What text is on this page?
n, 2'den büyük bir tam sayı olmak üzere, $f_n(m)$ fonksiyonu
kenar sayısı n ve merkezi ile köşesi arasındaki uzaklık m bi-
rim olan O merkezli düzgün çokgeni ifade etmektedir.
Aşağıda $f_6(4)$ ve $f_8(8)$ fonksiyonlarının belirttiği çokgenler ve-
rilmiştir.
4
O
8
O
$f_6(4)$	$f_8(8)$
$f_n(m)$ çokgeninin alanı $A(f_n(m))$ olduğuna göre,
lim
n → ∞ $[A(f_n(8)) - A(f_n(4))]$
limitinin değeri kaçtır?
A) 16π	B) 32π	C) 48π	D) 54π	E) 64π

☆ ☆ ☆ ☆ ☆ ☆ ☆

* Aim of the exercise:
Reproduce each line verbatim.

* Exercise response:
What text is on this page?
n, 2'den büyük bir tam sayı olmak üzere, $f_n(m)$ fonksiyonu
kenar sayısı n ve merkezi ile köşesi arasındaki uzaklık m bi-
rim olan O merkezli düzgün çokgeni ifade etmektedir.
Aşağıda $f_6(4)$ ve $f_8(8)$ fonksiyonlarının belirttiği çokgenler ve-
rilmiştir.
4
O
8
O
$f_6(4)$	$f_8(8)$
$f_n(m)$ çokgeninin alanı $A(f_n(m))$ olduğuna göre,
lim
n → ∞ $[A(f_n(8)) - A(f_n(4))]$
limitinin değeri kaçtır?
A) 16π	B) 32π	C) 48π	D) 54π	E) 64π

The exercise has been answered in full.